Written task:
Set each record down exactly, excluding all images.

_ _ _

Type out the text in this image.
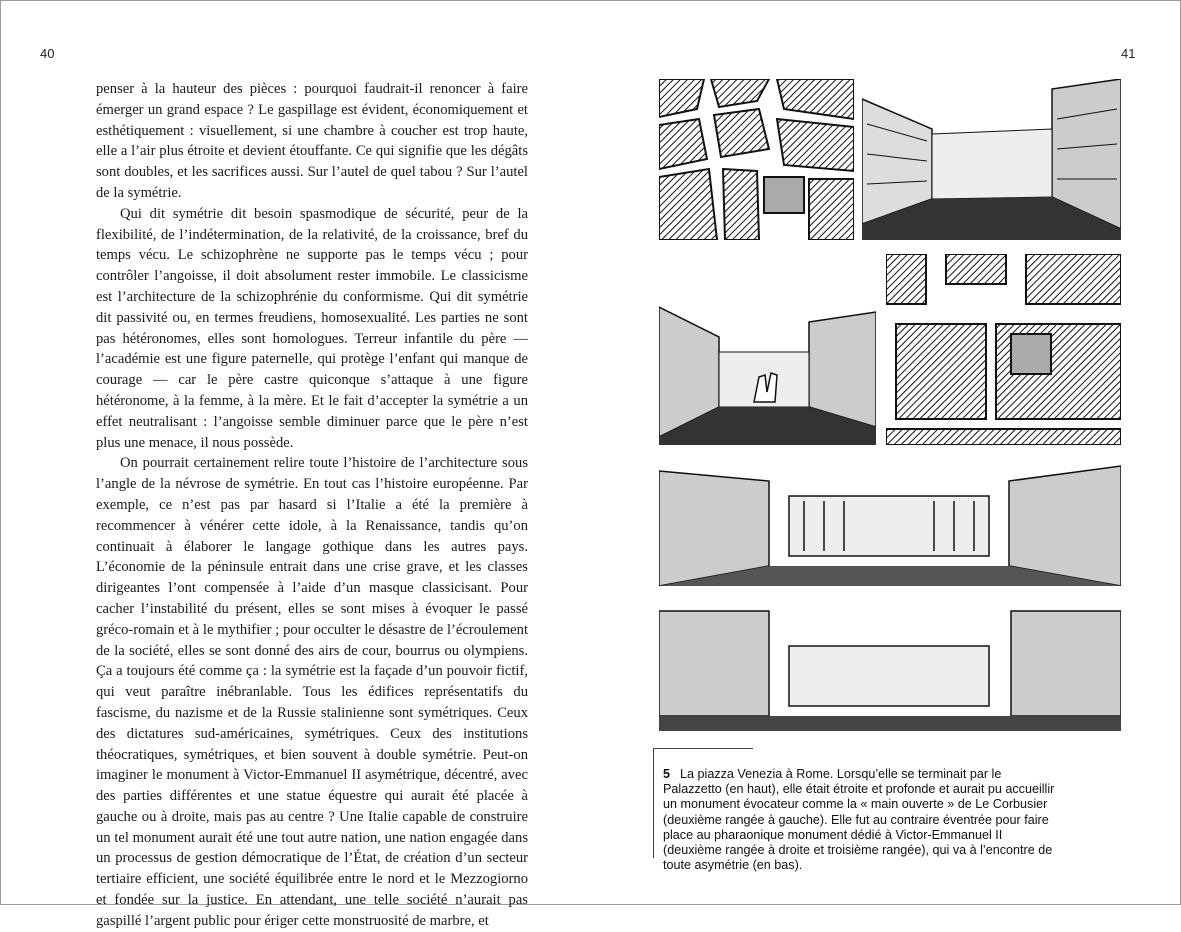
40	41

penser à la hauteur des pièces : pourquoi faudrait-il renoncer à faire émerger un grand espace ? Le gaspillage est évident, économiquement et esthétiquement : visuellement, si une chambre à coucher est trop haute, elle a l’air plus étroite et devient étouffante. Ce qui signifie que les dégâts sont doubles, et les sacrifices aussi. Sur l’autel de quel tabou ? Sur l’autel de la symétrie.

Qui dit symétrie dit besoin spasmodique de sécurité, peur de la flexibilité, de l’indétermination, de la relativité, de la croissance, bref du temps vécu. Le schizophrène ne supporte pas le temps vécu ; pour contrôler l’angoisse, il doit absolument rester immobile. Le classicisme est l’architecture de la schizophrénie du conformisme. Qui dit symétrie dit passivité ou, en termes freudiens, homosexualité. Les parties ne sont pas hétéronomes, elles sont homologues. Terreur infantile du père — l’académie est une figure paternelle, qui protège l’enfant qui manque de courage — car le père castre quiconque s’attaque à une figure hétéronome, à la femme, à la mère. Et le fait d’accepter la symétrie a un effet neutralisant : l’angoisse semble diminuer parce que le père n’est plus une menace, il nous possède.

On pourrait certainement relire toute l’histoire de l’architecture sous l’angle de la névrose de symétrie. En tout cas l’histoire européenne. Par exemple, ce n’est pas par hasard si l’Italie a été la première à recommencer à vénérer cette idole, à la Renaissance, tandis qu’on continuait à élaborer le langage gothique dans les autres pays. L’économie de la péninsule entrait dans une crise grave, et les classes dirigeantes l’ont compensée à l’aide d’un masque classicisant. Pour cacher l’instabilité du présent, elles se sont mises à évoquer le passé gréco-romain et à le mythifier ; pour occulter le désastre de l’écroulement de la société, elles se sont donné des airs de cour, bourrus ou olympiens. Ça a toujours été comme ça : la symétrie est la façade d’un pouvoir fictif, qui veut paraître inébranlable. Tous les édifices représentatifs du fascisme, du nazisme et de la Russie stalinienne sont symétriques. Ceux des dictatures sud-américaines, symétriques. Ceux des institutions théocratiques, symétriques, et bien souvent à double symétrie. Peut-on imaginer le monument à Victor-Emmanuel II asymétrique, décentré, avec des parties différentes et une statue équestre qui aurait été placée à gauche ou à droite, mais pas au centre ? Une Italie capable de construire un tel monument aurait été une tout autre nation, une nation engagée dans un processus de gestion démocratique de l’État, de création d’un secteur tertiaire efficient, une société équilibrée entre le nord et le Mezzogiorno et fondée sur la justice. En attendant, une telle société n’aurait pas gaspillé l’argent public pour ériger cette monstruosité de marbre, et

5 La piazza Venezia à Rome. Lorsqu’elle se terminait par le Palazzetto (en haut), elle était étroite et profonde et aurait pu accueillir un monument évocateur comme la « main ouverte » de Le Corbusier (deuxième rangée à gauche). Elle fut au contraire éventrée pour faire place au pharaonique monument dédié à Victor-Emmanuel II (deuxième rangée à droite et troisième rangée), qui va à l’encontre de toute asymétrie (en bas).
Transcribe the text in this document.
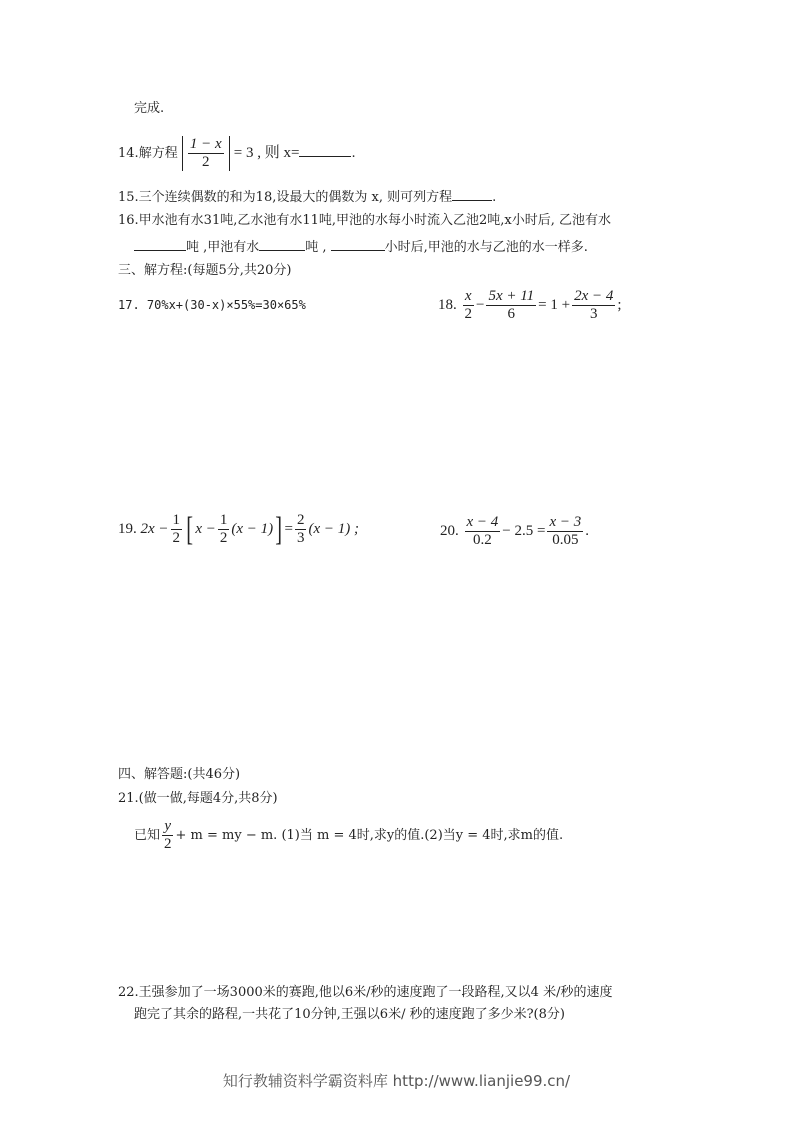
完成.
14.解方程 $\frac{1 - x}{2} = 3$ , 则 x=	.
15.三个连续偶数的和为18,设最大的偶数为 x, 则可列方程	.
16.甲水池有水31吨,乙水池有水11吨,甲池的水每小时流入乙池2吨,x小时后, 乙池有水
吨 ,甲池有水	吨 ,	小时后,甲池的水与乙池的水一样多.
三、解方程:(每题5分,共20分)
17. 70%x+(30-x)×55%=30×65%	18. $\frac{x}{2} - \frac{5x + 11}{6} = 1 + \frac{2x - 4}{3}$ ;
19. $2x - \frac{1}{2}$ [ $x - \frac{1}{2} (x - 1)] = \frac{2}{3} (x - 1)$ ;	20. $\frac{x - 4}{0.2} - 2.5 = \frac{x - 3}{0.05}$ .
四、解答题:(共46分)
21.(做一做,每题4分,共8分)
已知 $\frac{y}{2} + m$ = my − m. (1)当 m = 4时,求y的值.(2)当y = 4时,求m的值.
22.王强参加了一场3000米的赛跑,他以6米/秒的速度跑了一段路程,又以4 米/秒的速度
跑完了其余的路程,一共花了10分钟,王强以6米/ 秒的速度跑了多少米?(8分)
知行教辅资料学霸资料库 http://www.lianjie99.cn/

_ _ _

Full solution:
Type out the text in this image.
40	41

penser à la hauteur des pièces : pourquoi faudrait-il renoncer à faire émerger un grand espace ? Le gaspillage est évident, économiquement et esthétiquement : visuellement, si une chambre à coucher est trop haute, elle a l’air plus étroite et devient étouffante. Ce qui signifie que les dégâts sont doubles, et les sacrifices aussi. Sur l’autel de quel tabou ? Sur l’autel de la symétrie.

Qui dit symétrie dit besoin spasmodique de sécurité, peur de la flexibilité, de l’indétermination, de la relativité, de la croissance, bref du temps vécu. Le schizophrène ne supporte pas le temps vécu ; pour contrôler l’angoisse, il doit absolument rester immobile. Le classicisme est l’architecture de la schizophrénie du conformisme. Qui dit symétrie dit passivité ou, en termes freudiens, homosexualité. Les parties ne sont pas hétéronomes, elles sont homologues. Terreur infantile du père — l’académie est une figure paternelle, qui protège l’enfant qui manque de courage — car le père castre quiconque s’attaque à une figure hétéronome, à la femme, à la mère. Et le fait d’accepter la symétrie a un effet neutralisant : l’angoisse semble diminuer parce que le père n’est plus une menace, il nous possède.

On pourrait certainement relire toute l’histoire de l’architecture sous l’angle de la névrose de symétrie. En tout cas l’histoire européenne. Par exemple, ce n’est pas par hasard si l’Italie a été la première à recommencer à vénérer cette idole, à la Renaissance, tandis qu’on continuait à élaborer le langage gothique dans les autres pays. L’économie de la péninsule entrait dans une crise grave, et les classes dirigeantes l’ont compensée à l’aide d’un masque classicisant. Pour cacher l’instabilité du présent, elles se sont mises à évoquer le passé gréco-romain et à le mythifier ; pour occulter le désastre de l’écroulement de la société, elles se sont donné des airs de cour, bourrus ou olympiens. Ça a toujours été comme ça : la symétrie est la façade d’un pouvoir fictif, qui veut paraître inébranlable. Tous les édifices représentatifs du fascisme, du nazisme et de la Russie stalinienne sont symétriques. Ceux des dictatures sud-américaines, symétriques. Ceux des institutions théocratiques, symétriques, et bien souvent à double symétrie. Peut-on imaginer le monument à Victor-Emmanuel II asymétrique, décentré, avec des parties différentes et une statue équestre qui aurait été placée à gauche ou à droite, mais pas au centre ? Une Italie capable de construire un tel monument aurait été une tout autre nation, une nation engagée dans un processus de gestion démocratique de l’État, de création d’un secteur tertiaire efficient, une société équilibrée entre le nord et le Mezzogiorno et fondée sur la justice. En attendant, une telle société n’aurait pas gaspillé l’argent public pour ériger cette monstruosité de marbre, et

5 La piazza Venezia à Rome. Lorsqu’elle se terminait par le Palazzetto (en haut), elle était étroite et profonde et aurait pu accueillir un monument évocateur comme la « main ouverte » de Le Corbusier (deuxième rangée à gauche). Elle fut au contraire éventrée pour faire place au pharaonique monument dédié à Victor-Emmanuel II (deuxième rangée à droite et troisième rangée), qui va à l’encontre de toute asymétrie (en bas).
Transcribe the text in this document.
完成.
14.解方程 $\frac{1 - x}{2} = 3$ , 则 x=	.
15.三个连续偶数的和为18,设最大的偶数为 x, 则可列方程	.
16.甲水池有水31吨,乙水池有水11吨,甲池的水每小时流入乙池2吨,x小时后, 乙池有水
吨 ,甲池有水	吨 ,	小时后,甲池的水与乙池的水一样多.
三、解方程:(每题5分,共20分)
17. 70%x+(30-x)×55%=30×65%	18. $\frac{x}{2} - \frac{5x + 11}{6} = 1 + \frac{2x - 4}{3}$ ;
19. $2x - \frac{1}{2}$ [ $x - \frac{1}{2} (x - 1)] = \frac{2}{3} (x - 1)$ ;	20. $\frac{x - 4}{0.2} - 2.5 = \frac{x - 3}{0.05}$ .
四、解答题:(共46分)
21.(做一做,每题4分,共8分)
已知 $\frac{y}{2} + m$ = my − m. (1)当 m = 4时,求y的值.(2)当y = 4时,求m的值.
22.王强参加了一场3000米的赛跑,他以6米/秒的速度跑了一段路程,又以4 米/秒的速度
跑完了其余的路程,一共花了10分钟,王强以6米/ 秒的速度跑了多少米?(8分)
知行教辅资料学霸资料库 http://www.lianjie99.cn/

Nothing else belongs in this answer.